Only the pictures are left out: repeat the rest of the entries exactly.

**Extracted data**
%%

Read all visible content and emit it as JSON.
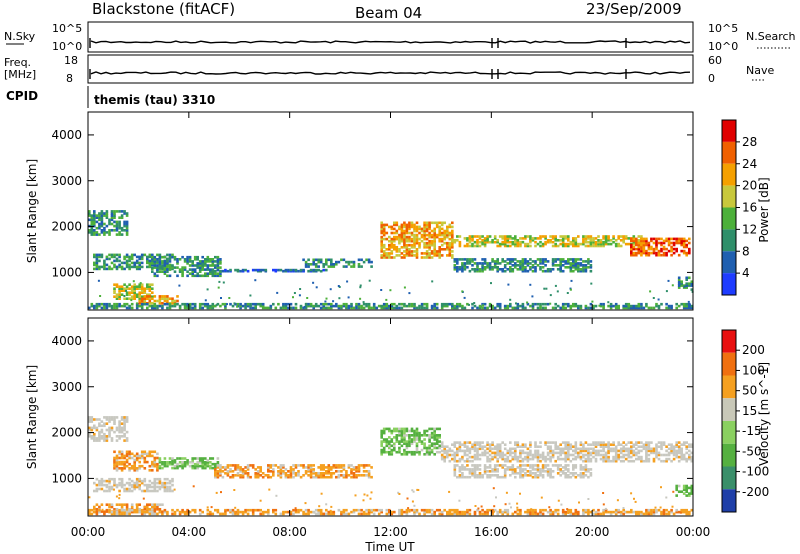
{
  "header": {
    "title_left": "Blackstone (fitACF)",
    "title_center": "Beam 04",
    "title_right": "23/Sep/2009"
  },
  "strips": {
    "nsky_label": "N.Sky",
    "nsky_ticks": [
      "10^5",
      "10^0"
    ],
    "nsearch_label": "N.Search",
    "nsearch_ticks": [
      "10^5",
      "10^0"
    ],
    "freq_label": "Freq.",
    "freq_unit": "[MHz]",
    "freq_ticks": [
      "18",
      "8"
    ],
    "nave_label": "Nave",
    "nave_ticks": [
      "60",
      "0"
    ],
    "cpid_label": "CPID",
    "cpid_value": "themis (tau) 3310"
  },
  "colors": {
    "power": [
      "#1e3cff",
      "#1f5fb0",
      "#2f8f6a",
      "#4cb03a",
      "#c8c83c",
      "#f5a000",
      "#f06000",
      "#e00000"
    ],
    "velocity_pos": [
      "#1f3fa8",
      "#3a8f6a",
      "#55b040",
      "#8ad060"
    ],
    "velocity_neg": [
      "#c8c8b8",
      "#f5a020",
      "#f07010",
      "#e81010"
    ],
    "ground": "#c8c8c0"
  },
  "chart_data": [
    {
      "type": "heatmap",
      "name": "power-panel",
      "ylabel": "Slant Range [km]",
      "xlabel": "Time UT",
      "yticks": [
        "4000",
        "3000",
        "2000",
        "1000"
      ],
      "xticks": [
        "00:00",
        "04:00",
        "08:00",
        "12:00",
        "16:00",
        "20:00",
        "00:00"
      ],
      "xlim": [
        0,
        24
      ],
      "ylim": [
        180,
        4500
      ],
      "colorbar": {
        "label": "Power [dB]",
        "ticks": [
          "28",
          "24",
          "20",
          "16",
          "12",
          "8",
          "4"
        ]
      },
      "regions": [
        {
          "t0": 0.0,
          "t1": 1.6,
          "r0": 1800,
          "r1": 2350,
          "p": 2
        },
        {
          "t0": 0.2,
          "t1": 3.4,
          "r0": 1050,
          "r1": 1400,
          "p": 2
        },
        {
          "t0": 1.0,
          "t1": 2.6,
          "r0": 400,
          "r1": 750,
          "p": 4
        },
        {
          "t0": 2.0,
          "t1": 3.6,
          "r0": 300,
          "r1": 500,
          "p": 5
        },
        {
          "t0": 2.5,
          "t1": 5.3,
          "r0": 900,
          "r1": 1350,
          "p": 2
        },
        {
          "t0": 5.0,
          "t1": 9.5,
          "r0": 1000,
          "r1": 1050,
          "p": 1
        },
        {
          "t0": 8.5,
          "t1": 11.3,
          "r0": 1100,
          "r1": 1300,
          "p": 2
        },
        {
          "t0": 11.6,
          "t1": 14.5,
          "r0": 1300,
          "r1": 2100,
          "p": 5
        },
        {
          "t0": 14.5,
          "t1": 22.0,
          "r0": 1550,
          "r1": 1800,
          "p": 4
        },
        {
          "t0": 14.5,
          "t1": 20.0,
          "r0": 1000,
          "r1": 1300,
          "p": 2
        },
        {
          "t0": 21.5,
          "t1": 23.9,
          "r0": 1350,
          "r1": 1750,
          "p": 6
        },
        {
          "t0": 23.4,
          "t1": 24.0,
          "r0": 600,
          "r1": 900,
          "p": 2
        },
        {
          "t0": 0.0,
          "t1": 24.0,
          "r0": 200,
          "r1": 320,
          "p": 2
        }
      ]
    },
    {
      "type": "heatmap",
      "name": "velocity-panel",
      "ylabel": "Slant Range [km]",
      "xlabel": "Time UT",
      "yticks": [
        "4000",
        "3000",
        "2000",
        "1000"
      ],
      "xticks": [
        "00:00",
        "04:00",
        "08:00",
        "12:00",
        "16:00",
        "20:00",
        "00:00"
      ],
      "xlim": [
        0,
        24
      ],
      "ylim": [
        180,
        4500
      ],
      "colorbar": {
        "label": "Velocity [m s^-1]",
        "ticks": [
          "200",
          "100",
          "50",
          "15",
          "-15",
          "-50",
          "-100",
          "-200"
        ]
      },
      "regions": [
        {
          "t0": 0.0,
          "t1": 1.6,
          "r0": 1800,
          "r1": 2350,
          "v": "g"
        },
        {
          "t0": 1.0,
          "t1": 2.8,
          "r0": 1150,
          "r1": 1600,
          "v": "o"
        },
        {
          "t0": 0.2,
          "t1": 3.4,
          "r0": 700,
          "r1": 1000,
          "v": "g"
        },
        {
          "t0": 2.8,
          "t1": 5.2,
          "r0": 1200,
          "r1": 1450,
          "v": "l"
        },
        {
          "t0": 0.2,
          "t1": 3.0,
          "r0": 250,
          "r1": 450,
          "v": "o"
        },
        {
          "t0": 5.0,
          "t1": 11.3,
          "r0": 1000,
          "r1": 1300,
          "v": "o"
        },
        {
          "t0": 11.6,
          "t1": 14.0,
          "r0": 1500,
          "r1": 2100,
          "v": "l"
        },
        {
          "t0": 14.0,
          "t1": 24.0,
          "r0": 1350,
          "r1": 1800,
          "v": "g"
        },
        {
          "t0": 14.5,
          "t1": 20.0,
          "r0": 1000,
          "r1": 1300,
          "v": "g"
        },
        {
          "t0": 23.3,
          "t1": 24.0,
          "r0": 600,
          "r1": 850,
          "v": "l"
        },
        {
          "t0": 0.0,
          "t1": 24.0,
          "r0": 200,
          "r1": 320,
          "v": "o"
        }
      ]
    }
  ]
}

%%

**Answer to this exercise**
Read all visible content and emit it as JSON.
{
  "header": {
    "title_left": "Blackstone (fitACF)",
    "title_center": "Beam 04",
    "title_right": "23/Sep/2009"
  },
  "strips": {
    "nsky_label": "N.Sky",
    "nsky_ticks": [
      "10^5",
      "10^0"
    ],
    "nsearch_label": "N.Search",
    "nsearch_ticks": [
      "10^5",
      "10^0"
    ],
    "freq_label": "Freq.",
    "freq_unit": "[MHz]",
    "freq_ticks": [
      "18",
      "8"
    ],
    "nave_label": "Nave",
    "nave_ticks": [
      "60",
      "0"
    ],
    "cpid_label": "CPID",
    "cpid_value": "themis (tau) 3310"
  },
  "colors": {
    "power": [
      "#1e3cff",
      "#1f5fb0",
      "#2f8f6a",
      "#4cb03a",
      "#c8c83c",
      "#f5a000",
      "#f06000",
      "#e00000"
    ],
    "velocity_pos": [
      "#1f3fa8",
      "#3a8f6a",
      "#55b040",
      "#8ad060"
    ],
    "velocity_neg": [
      "#c8c8b8",
      "#f5a020",
      "#f07010",
      "#e81010"
    ],
    "ground": "#c8c8c0"
  },
  "chart_data": [
    {
      "type": "heatmap",
      "name": "power-panel",
      "ylabel": "Slant Range [km]",
      "xlabel": "Time UT",
      "yticks": [
        "4000",
        "3000",
        "2000",
        "1000"
      ],
      "xticks": [
        "00:00",
        "04:00",
        "08:00",
        "12:00",
        "16:00",
        "20:00",
        "00:00"
      ],
      "xlim": [
        0,
        24
      ],
      "ylim": [
        180,
        4500
      ],
      "colorbar": {
        "label": "Power [dB]",
        "ticks": [
          "28",
          "24",
          "20",
          "16",
          "12",
          "8",
          "4"
        ]
      },
      "regions": [
        {
          "t0": 0.0,
          "t1": 1.6,
          "r0": 1800,
          "r1": 2350,
          "p": 2
        },
        {
          "t0": 0.2,
          "t1": 3.4,
          "r0": 1050,
          "r1": 1400,
          "p": 2
        },
        {
          "t0": 1.0,
          "t1": 2.6,
          "r0": 400,
          "r1": 750,
          "p": 4
        },
        {
          "t0": 2.0,
          "t1": 3.6,
          "r0": 300,
          "r1": 500,
          "p": 5
        },
        {
          "t0": 2.5,
          "t1": 5.3,
          "r0": 900,
          "r1": 1350,
          "p": 2
        },
        {
          "t0": 5.0,
          "t1": 9.5,
          "r0": 1000,
          "r1": 1050,
          "p": 1
        },
        {
          "t0": 8.5,
          "t1": 11.3,
          "r0": 1100,
          "r1": 1300,
          "p": 2
        },
        {
          "t0": 11.6,
          "t1": 14.5,
          "r0": 1300,
          "r1": 2100,
          "p": 5
        },
        {
          "t0": 14.5,
          "t1": 22.0,
          "r0": 1550,
          "r1": 1800,
          "p": 4
        },
        {
          "t0": 14.5,
          "t1": 20.0,
          "r0": 1000,
          "r1": 1300,
          "p": 2
        },
        {
          "t0": 21.5,
          "t1": 23.9,
          "r0": 1350,
          "r1": 1750,
          "p": 6
        },
        {
          "t0": 23.4,
          "t1": 24.0,
          "r0": 600,
          "r1": 900,
          "p": 2
        },
        {
          "t0": 0.0,
          "t1": 24.0,
          "r0": 200,
          "r1": 320,
          "p": 2
        }
      ]
    },
    {
      "type": "heatmap",
      "name": "velocity-panel",
      "ylabel": "Slant Range [km]",
      "xlabel": "Time UT",
      "yticks": [
        "4000",
        "3000",
        "2000",
        "1000"
      ],
      "xticks": [
        "00:00",
        "04:00",
        "08:00",
        "12:00",
        "16:00",
        "20:00",
        "00:00"
      ],
      "xlim": [
        0,
        24
      ],
      "ylim": [
        180,
        4500
      ],
      "colorbar": {
        "label": "Velocity [m s^-1]",
        "ticks": [
          "200",
          "100",
          "50",
          "15",
          "-15",
          "-50",
          "-100",
          "-200"
        ]
      },
      "regions": [
        {
          "t0": 0.0,
          "t1": 1.6,
          "r0": 1800,
          "r1": 2350,
          "v": "g"
        },
        {
          "t0": 1.0,
          "t1": 2.8,
          "r0": 1150,
          "r1": 1600,
          "v": "o"
        },
        {
          "t0": 0.2,
          "t1": 3.4,
          "r0": 700,
          "r1": 1000,
          "v": "g"
        },
        {
          "t0": 2.8,
          "t1": 5.2,
          "r0": 1200,
          "r1": 1450,
          "v": "l"
        },
        {
          "t0": 0.2,
          "t1": 3.0,
          "r0": 250,
          "r1": 450,
          "v": "o"
        },
        {
          "t0": 5.0,
          "t1": 11.3,
          "r0": 1000,
          "r1": 1300,
          "v": "o"
        },
        {
          "t0": 11.6,
          "t1": 14.0,
          "r0": 1500,
          "r1": 2100,
          "v": "l"
        },
        {
          "t0": 14.0,
          "t1": 24.0,
          "r0": 1350,
          "r1": 1800,
          "v": "g"
        },
        {
          "t0": 14.5,
          "t1": 20.0,
          "r0": 1000,
          "r1": 1300,
          "v": "g"
        },
        {
          "t0": 23.3,
          "t1": 24.0,
          "r0": 600,
          "r1": 850,
          "v": "l"
        },
        {
          "t0": 0.0,
          "t1": 24.0,
          "r0": 200,
          "r1": 320,
          "v": "o"
        }
      ]
    }
  ]
}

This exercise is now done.